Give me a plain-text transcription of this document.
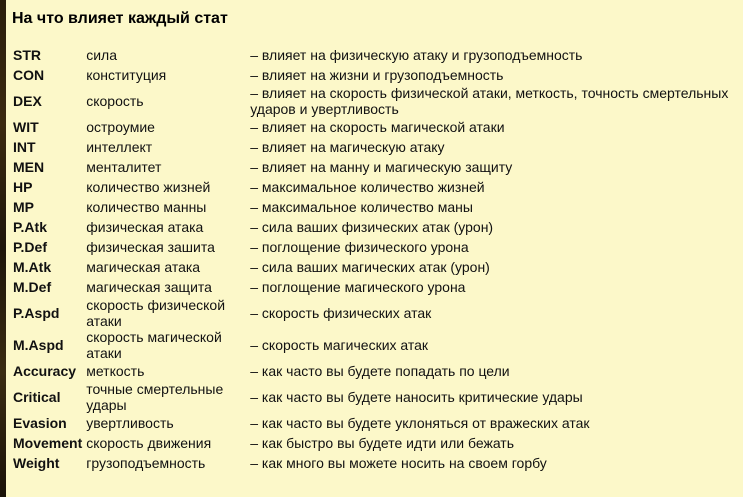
На что влияет каждый стат
STR	сила	– влияет на физическую атаку и грузоподъемность
CON	конституция	– влияет на жизни и грузоподъемность
DEX	скорость	– влияет на скорость физической атаки, меткость, точность смертельных ударов и увертливость
WIT	остроумие	– влияет на скорость магической атаки
INT	интеллект	– влияет на магическую атаку
MEN	менталитет	– влияет на манну и магическую защиту
HP	количество жизней	– максимальное количество жизней
MP	количество манны	– максимальное количество маны
P.Atk	физическая атака	– сила ваших физических атак (урон)
P.Def	физическая зашита	– поглощение физического урона
M.Atk	магическая атака	– сила ваших магических атак (урон)
M.Def	магическая защита	– поглощение магического урона
P.Aspd	скорость физической атаки	– скорость физических атак
M.Aspd	скорость магической атаки	– скорость магических атак
Accuracy	меткость	– как часто вы будете попадать по цели
Critical	точные смертельные удары	– как часто вы будете наносить критические удары
Evasion	увертливость	– как часто вы будете уклоняться от вражеских атак
Movement	скорость движения	– как быстро вы будете идти или бежать
Weight	грузоподъемность	– как много вы можете носить на своем горбу
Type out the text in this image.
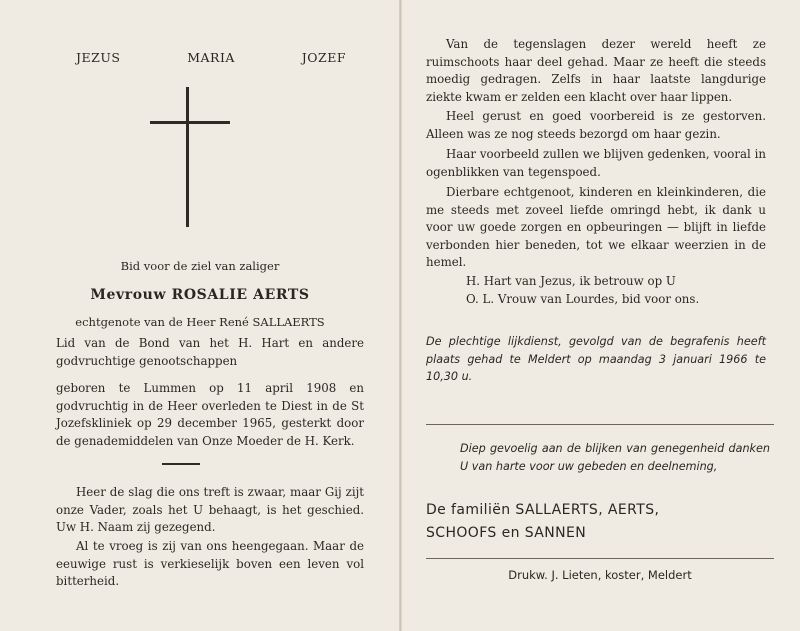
JEZUS	MARIA	JOZEF

Bid voor de ziel van zaliger

Mevrouw ROSALIE AERTS

echtgenote van de Heer René SALLAERTS

Lid van de Bond van het H. Hart en andere godvruchtige genootschappen

geboren te Lummen op 11 april 1908 en godvruchtig in de Heer overleden te Diest in de St Jozefskliniek op 29 december 1965, gesterkt door de genademiddelen van Onze Moeder de H. Kerk.

Heer de slag die ons treft is zwaar, maar Gij zijt onze Vader, zoals het U behaagt, is het geschied. Uw H. Naam zij gezegend.

Al te vroeg is zij van ons heengegaan. Maar de eeuwige rust is verkieselijk boven een leven vol bitterheid.

Van de tegenslagen dezer wereld heeft ze ruimschoots haar deel gehad. Maar ze heeft die steeds moedig gedragen. Zelfs in haar laatste langdurige ziekte kwam er zelden een klacht over haar lippen.

Heel gerust en goed voorbereid is ze gestorven. Alleen was ze nog steeds bezorgd om haar gezin.

Haar voorbeeld zullen we blijven gedenken, vooral in ogenblikken van tegenspoed.

Dierbare echtgenoot, kinderen en kleinkinderen, die me steeds met zoveel liefde omringd hebt, ik dank u voor uw goede zorgen en opbeuringen — blijft in liefde verbonden hier beneden, tot we elkaar weerzien in de hemel.

H. Hart van Jezus, ik betrouw op U

O. L. Vrouw van Lourdes, bid voor ons.

De plechtige lijkdienst, gevolgd van de begrafenis heeft plaats gehad te Meldert op maandag 3 januari 1966 te 10,30 u.

Diep gevoelig aan de blijken van genegenheid danken U van harte voor uw gebeden en deelneming,

De familiën SALLAERTS, AERTS,
SCHOOFS en SANNEN

Drukw. J. Lieten, koster, Meldert
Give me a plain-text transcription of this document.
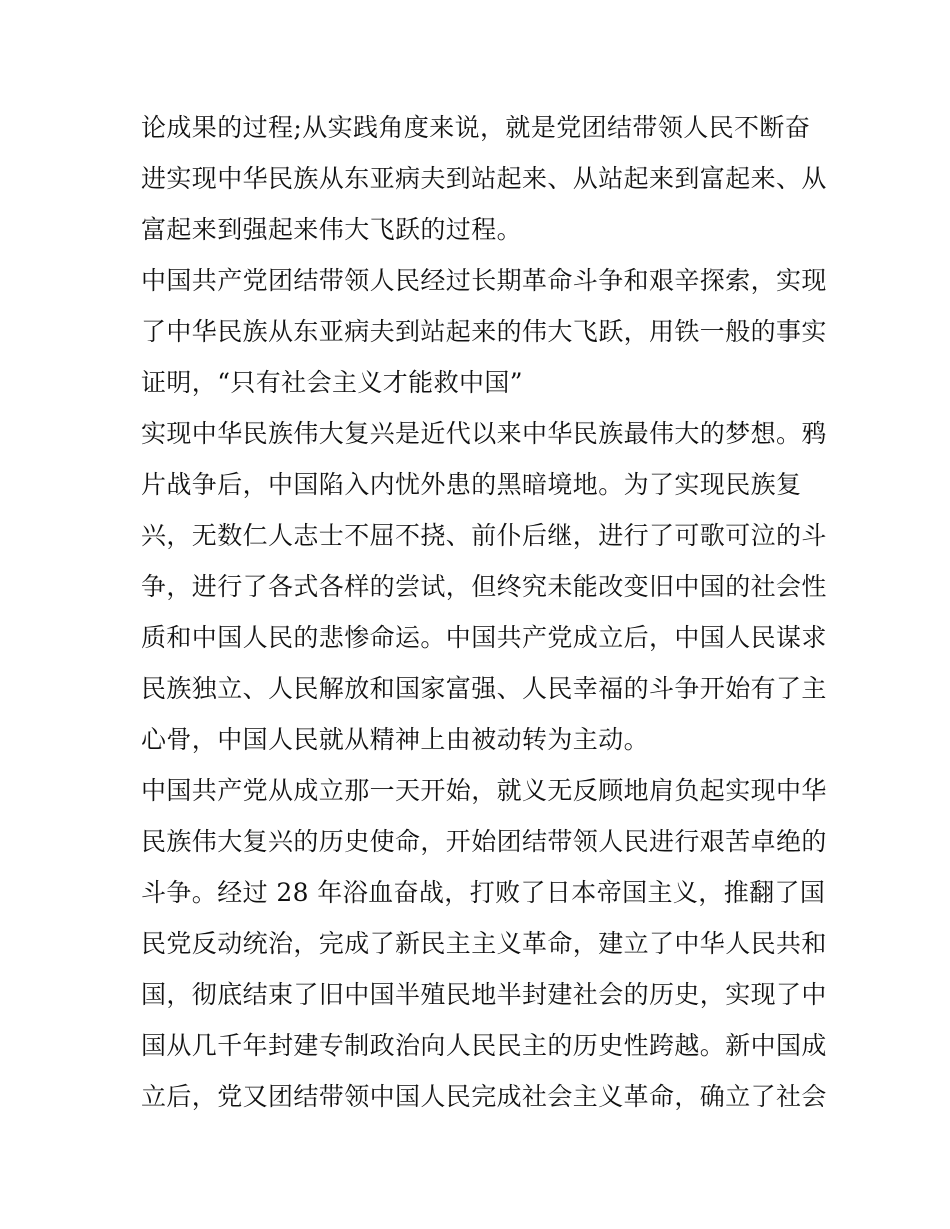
论成果的过程;从实践角度来说，就是党团结带领人民不断奋
进实现中华民族从东亚病夫到站起来、从站起来到富起来、从
富起来到强起来伟大飞跃的过程。
中国共产党团结带领人民经过长期革命斗争和艰辛探索，实现
了中华民族从东亚病夫到站起来的伟大飞跃，用铁一般的事实
证明，“只有社会主义才能救中国”
实现中华民族伟大复兴是近代以来中华民族最伟大的梦想。鸦
片战争后，中国陷入内忧外患的黑暗境地。为了实现民族复
兴，无数仁人志士不屈不挠、前仆后继，进行了可歌可泣的斗
争，进行了各式各样的尝试，但终究未能改变旧中国的社会性
质和中国人民的悲惨命运。中国共产党成立后，中国人民谋求
民族独立、人民解放和国家富强、人民幸福的斗争开始有了主
心骨，中国人民就从精神上由被动转为主动。
中国共产党从成立那一天开始，就义无反顾地肩负起实现中华
民族伟大复兴的历史使命，开始团结带领人民进行艰苦卓绝的
斗争。经过 28 年浴血奋战，打败了日本帝国主义，推翻了国
民党反动统治，完成了新民主主义革命，建立了中华人民共和
国，彻底结束了旧中国半殖民地半封建社会的历史，实现了中
国从几千年封建专制政治向人民民主的历史性跨越。新中国成
立后，党又团结带领中国人民完成社会主义革命，确立了社会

#####

» **Goal**
Determine how many lines of the data contain the word "атака", and reply with that number only.

» **Solution to the problem**
2